(Listing)
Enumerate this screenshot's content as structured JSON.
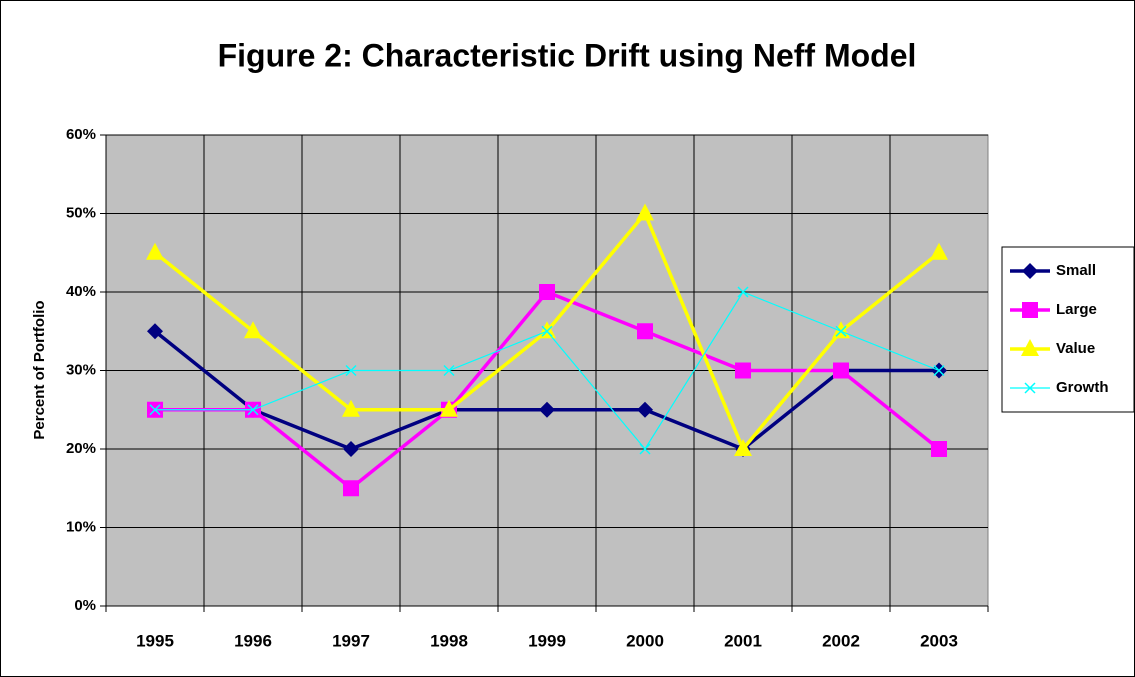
{
  "chart_data": {
    "type": "line",
    "title": "Figure 2: Characteristic Drift using Neff Model",
    "y_label": "Percent of Portfolio",
    "categories": [
      "1995",
      "1996",
      "1997",
      "1998",
      "1999",
      "2000",
      "2001",
      "2002",
      "2003"
    ],
    "series": [
      {
        "name": "Small",
        "color": "#000080",
        "marker": "diamond",
        "values": [
          35,
          25,
          20,
          25,
          25,
          25,
          20,
          30,
          30
        ]
      },
      {
        "name": "Large",
        "color": "#FF00FF",
        "marker": "square",
        "values": [
          25,
          25,
          15,
          25,
          40,
          35,
          30,
          30,
          20
        ]
      },
      {
        "name": "Value",
        "color": "#FFFF00",
        "marker": "triangle",
        "values": [
          45,
          35,
          25,
          25,
          35,
          50,
          20,
          35,
          45
        ]
      },
      {
        "name": "Growth",
        "color": "#00FFFF",
        "marker": "x",
        "values": [
          25,
          25,
          30,
          30,
          35,
          20,
          40,
          35,
          30
        ]
      }
    ],
    "ylim": [
      0,
      60
    ],
    "yticks": [
      {
        "value": 0,
        "label": "0%"
      },
      {
        "value": 10,
        "label": "10%"
      },
      {
        "value": 20,
        "label": "20%"
      },
      {
        "value": 30,
        "label": "30%"
      },
      {
        "value": 40,
        "label": "40%"
      },
      {
        "value": 50,
        "label": "50%"
      },
      {
        "value": 60,
        "label": "60%"
      }
    ],
    "grid": true,
    "legend": "right",
    "plot_background": "#C0C0C0"
  }
}
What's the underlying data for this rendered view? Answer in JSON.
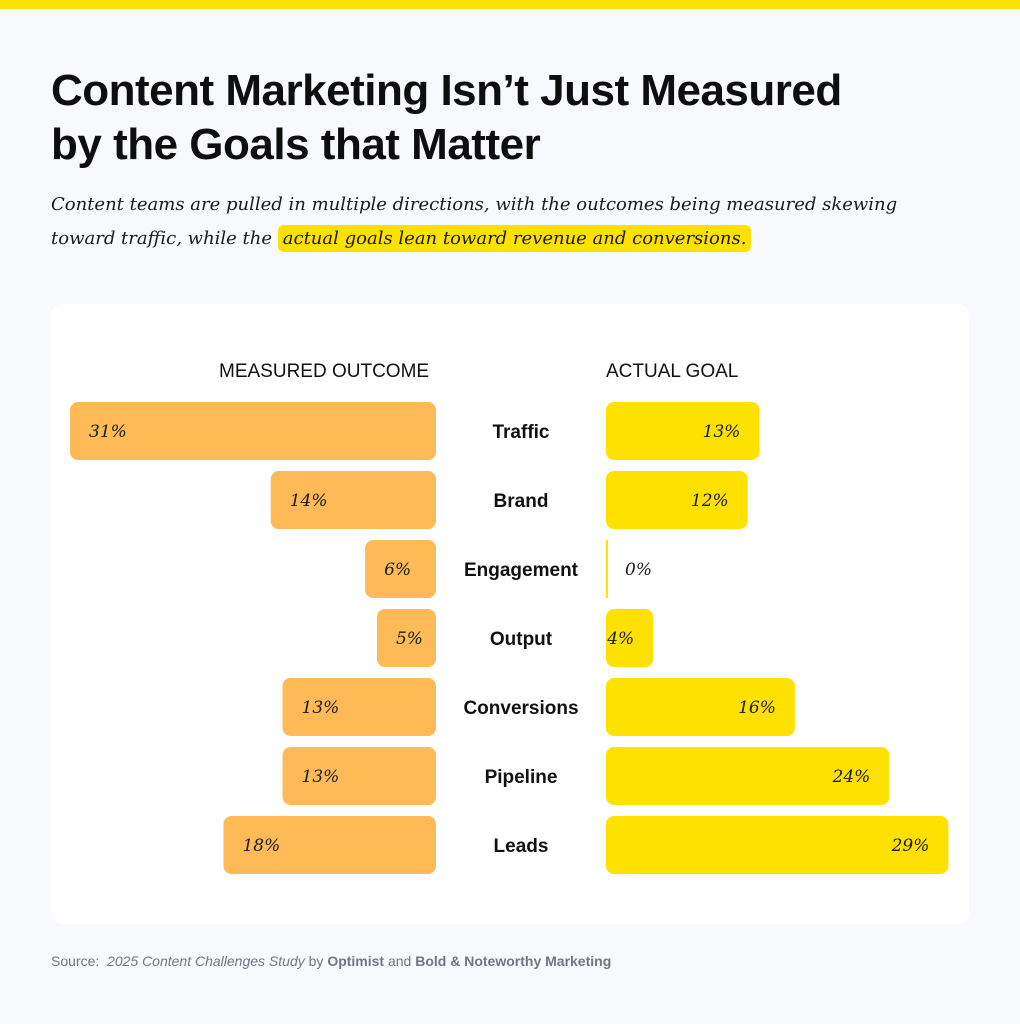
{
  "header": {
    "title_line1": "Content Marketing Isn’t Just Measured",
    "title_line2": "by the Goals that Matter",
    "subtitle_plain": "Content teams are pulled in multiple directions, with the outcomes being measured skewing toward traffic, while the ",
    "subtitle_highlight": "actual goals lean toward revenue and conversions."
  },
  "chart_data": {
    "type": "bar",
    "orientation": "horizontal-diverging",
    "categories": [
      "Traffic",
      "Brand",
      "Engagement",
      "Output",
      "Conversions",
      "Pipeline",
      "Leads"
    ],
    "series": [
      {
        "name": "MEASURED OUTCOME",
        "side": "left",
        "values": [
          31,
          14,
          6,
          5,
          13,
          13,
          18
        ],
        "labels": [
          "31%",
          "14%",
          "6%",
          "5%",
          "13%",
          "13%",
          "18%"
        ]
      },
      {
        "name": "ACTUAL GOAL",
        "side": "right",
        "values": [
          13,
          12,
          0,
          4,
          16,
          24,
          29
        ],
        "labels": [
          "13%",
          "12%",
          "0%",
          "4%",
          "16%",
          "24%",
          "29%"
        ]
      }
    ],
    "xlim": [
      0,
      31
    ],
    "unit": "%",
    "colors": {
      "measured": "#fdba57",
      "actual": "#ffe100"
    }
  },
  "source": {
    "prefix": "Source:",
    "study": "2025 Content Challenges Study",
    "by": "by",
    "org1": "Optimist",
    "and": "and",
    "org2": "Bold & Noteworthy Marketing"
  },
  "colors": {
    "accent": "#ffe100",
    "page_bg": "#f8f9fd",
    "card_bg": "#ffffff"
  }
}
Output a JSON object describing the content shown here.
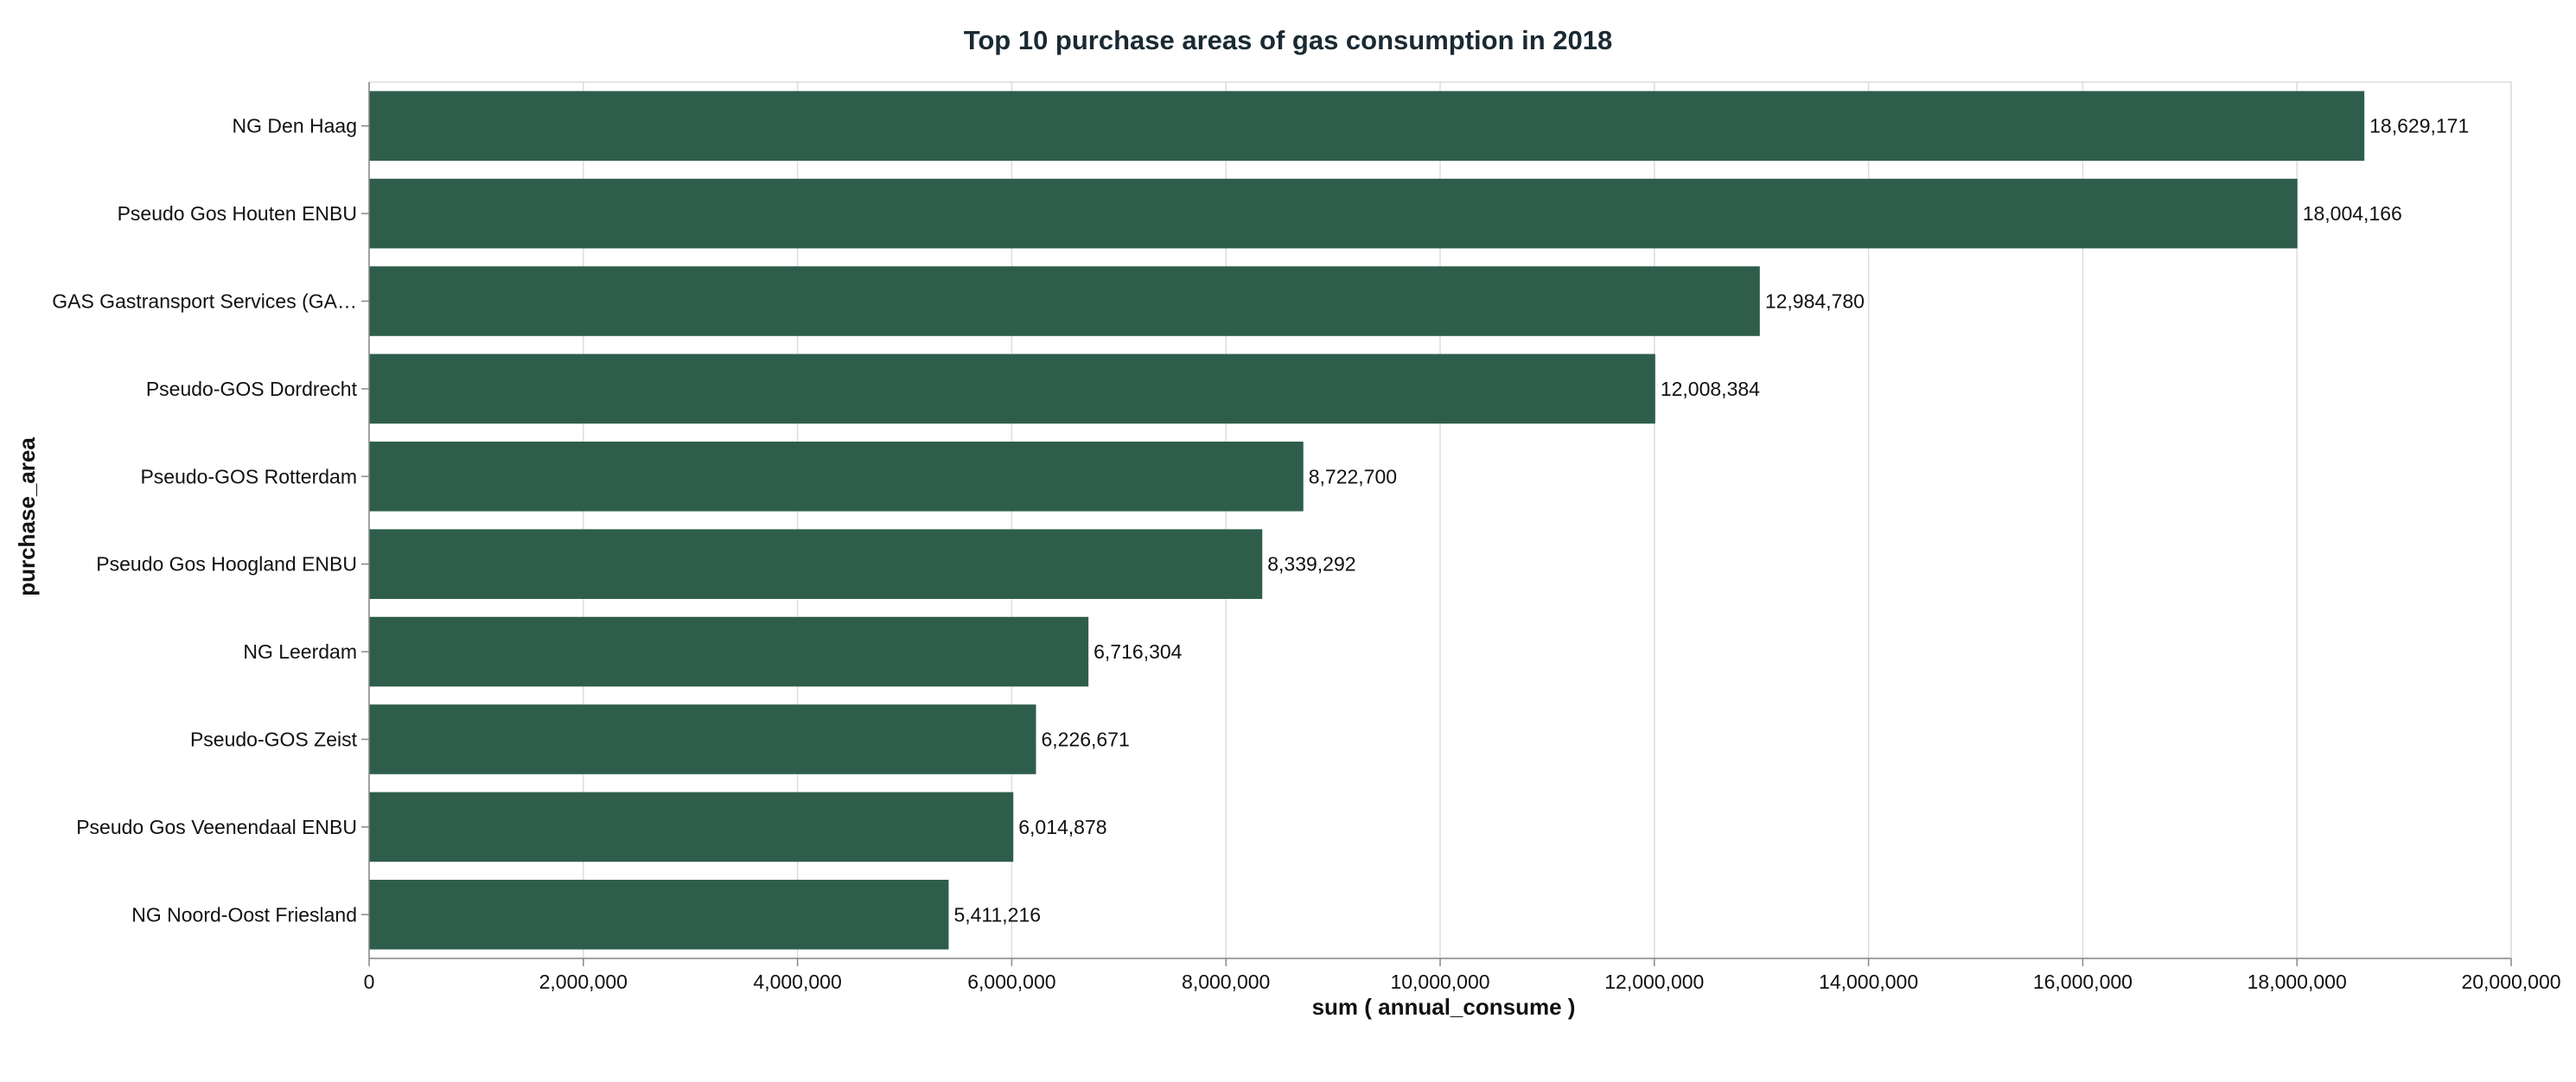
{
  "chart_data": {
    "type": "bar",
    "orientation": "horizontal",
    "title": "Top 10 purchase areas of gas consumption in 2018",
    "xlabel": "sum ( annual_consume )",
    "ylabel": "purchase_area",
    "xlim": [
      0,
      20000000
    ],
    "x_ticks": [
      0,
      2000000,
      4000000,
      6000000,
      8000000,
      10000000,
      12000000,
      14000000,
      16000000,
      18000000,
      20000000
    ],
    "x_tick_labels": [
      "0",
      "2,000,000",
      "4,000,000",
      "6,000,000",
      "8,000,000",
      "10,000,000",
      "12,000,000",
      "14,000,000",
      "16,000,000",
      "18,000,000",
      "20,000,000"
    ],
    "categories": [
      "NG Den Haag",
      "Pseudo Gos Houten ENBU",
      "GAS Gastransport Services (GA…",
      "Pseudo-GOS Dordrecht",
      "Pseudo-GOS Rotterdam",
      "Pseudo Gos Hoogland ENBU",
      "NG Leerdam",
      "Pseudo-GOS Zeist",
      "Pseudo Gos Veenendaal ENBU",
      "NG Noord-Oost Friesland"
    ],
    "values": [
      18629171,
      18004166,
      12984780,
      12008384,
      8722700,
      8339292,
      6716304,
      6226671,
      6014878,
      5411216
    ],
    "data_labels": [
      "18,629,171",
      "18,004,166",
      "12,984,780",
      "12,008,384",
      "8,722,700",
      "8,339,292",
      "6,716,304",
      "6,226,671",
      "6,014,878",
      "5,411,216"
    ],
    "bar_color": "#2e5e4b",
    "grid": true,
    "legend": "none"
  }
}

(Problem to solve) Repeat the data exactly, dropping every picture it holds.

(Answer for this exercise)
Enumerate this screenshot's content as structured JSON.
{
  "chart_data": {
    "type": "line",
    "title": "Figure 2: Characteristic Drift using Neff Model",
    "y_label": "Percent of Portfolio",
    "categories": [
      "1995",
      "1996",
      "1997",
      "1998",
      "1999",
      "2000",
      "2001",
      "2002",
      "2003"
    ],
    "series": [
      {
        "name": "Small",
        "color": "#000080",
        "marker": "diamond",
        "values": [
          35,
          25,
          20,
          25,
          25,
          25,
          20,
          30,
          30
        ]
      },
      {
        "name": "Large",
        "color": "#FF00FF",
        "marker": "square",
        "values": [
          25,
          25,
          15,
          25,
          40,
          35,
          30,
          30,
          20
        ]
      },
      {
        "name": "Value",
        "color": "#FFFF00",
        "marker": "triangle",
        "values": [
          45,
          35,
          25,
          25,
          35,
          50,
          20,
          35,
          45
        ]
      },
      {
        "name": "Growth",
        "color": "#00FFFF",
        "marker": "x",
        "values": [
          25,
          25,
          30,
          30,
          35,
          20,
          40,
          35,
          30
        ]
      }
    ],
    "ylim": [
      0,
      60
    ],
    "yticks": [
      {
        "value": 0,
        "label": "0%"
      },
      {
        "value": 10,
        "label": "10%"
      },
      {
        "value": 20,
        "label": "20%"
      },
      {
        "value": 30,
        "label": "30%"
      },
      {
        "value": 40,
        "label": "40%"
      },
      {
        "value": 50,
        "label": "50%"
      },
      {
        "value": 60,
        "label": "60%"
      }
    ],
    "grid": true,
    "legend": "right",
    "plot_background": "#C0C0C0"
  }
}
What's the underlying data for this rendered view? Answer in JSON.
{
  "header": {
    "title_line1": "Content Marketing Isn’t Just Measured",
    "title_line2": "by the Goals that Matter",
    "subtitle_plain": "Content teams are pulled in multiple directions, with the outcomes being measured skewing toward traffic, while the ",
    "subtitle_highlight": "actual goals lean toward revenue and conversions."
  },
  "chart_data": {
    "type": "bar",
    "orientation": "horizontal-diverging",
    "categories": [
      "Traffic",
      "Brand",
      "Engagement",
      "Output",
      "Conversions",
      "Pipeline",
      "Leads"
    ],
    "series": [
      {
        "name": "MEASURED OUTCOME",
        "side": "left",
        "values": [
          31,
          14,
          6,
          5,
          13,
          13,
          18
        ],
        "labels": [
          "31%",
          "14%",
          "6%",
          "5%",
          "13%",
          "13%",
          "18%"
        ]
      },
      {
        "name": "ACTUAL GOAL",
        "side": "right",
        "values": [
          13,
          12,
          0,
          4,
          16,
          24,
          29
        ],
        "labels": [
          "13%",
          "12%",
          "0%",
          "4%",
          "16%",
          "24%",
          "29%"
        ]
      }
    ],
    "xlim": [
      0,
      31
    ],
    "unit": "%",
    "colors": {
      "measured": "#fdba57",
      "actual": "#ffe100"
    }
  },
  "source": {
    "prefix": "Source:",
    "study": "2025 Content Challenges Study",
    "by": "by",
    "org1": "Optimist",
    "and": "and",
    "org2": "Bold & Noteworthy Marketing"
  },
  "colors": {
    "accent": "#ffe100",
    "page_bg": "#f8f9fd",
    "card_bg": "#ffffff"
  }
}
Output a JSON object describing the content shown here.
{
  "chart_data": {
    "type": "bar",
    "orientation": "horizontal",
    "title": "Top 10 purchase areas of gas consumption in 2018",
    "xlabel": "sum ( annual_consume )",
    "ylabel": "purchase_area",
    "xlim": [
      0,
      20000000
    ],
    "x_ticks": [
      0,
      2000000,
      4000000,
      6000000,
      8000000,
      10000000,
      12000000,
      14000000,
      16000000,
      18000000,
      20000000
    ],
    "x_tick_labels": [
      "0",
      "2,000,000",
      "4,000,000",
      "6,000,000",
      "8,000,000",
      "10,000,000",
      "12,000,000",
      "14,000,000",
      "16,000,000",
      "18,000,000",
      "20,000,000"
    ],
    "categories": [
      "NG Den Haag",
      "Pseudo Gos Houten ENBU",
      "GAS Gastransport Services (GA…",
      "Pseudo-GOS Dordrecht",
      "Pseudo-GOS Rotterdam",
      "Pseudo Gos Hoogland ENBU",
      "NG Leerdam",
      "Pseudo-GOS Zeist",
      "Pseudo Gos Veenendaal ENBU",
      "NG Noord-Oost Friesland"
    ],
    "values": [
      18629171,
      18004166,
      12984780,
      12008384,
      8722700,
      8339292,
      6716304,
      6226671,
      6014878,
      5411216
    ],
    "data_labels": [
      "18,629,171",
      "18,004,166",
      "12,984,780",
      "12,008,384",
      "8,722,700",
      "8,339,292",
      "6,716,304",
      "6,226,671",
      "6,014,878",
      "5,411,216"
    ],
    "bar_color": "#2e5e4b",
    "grid": true,
    "legend": "none"
  }
}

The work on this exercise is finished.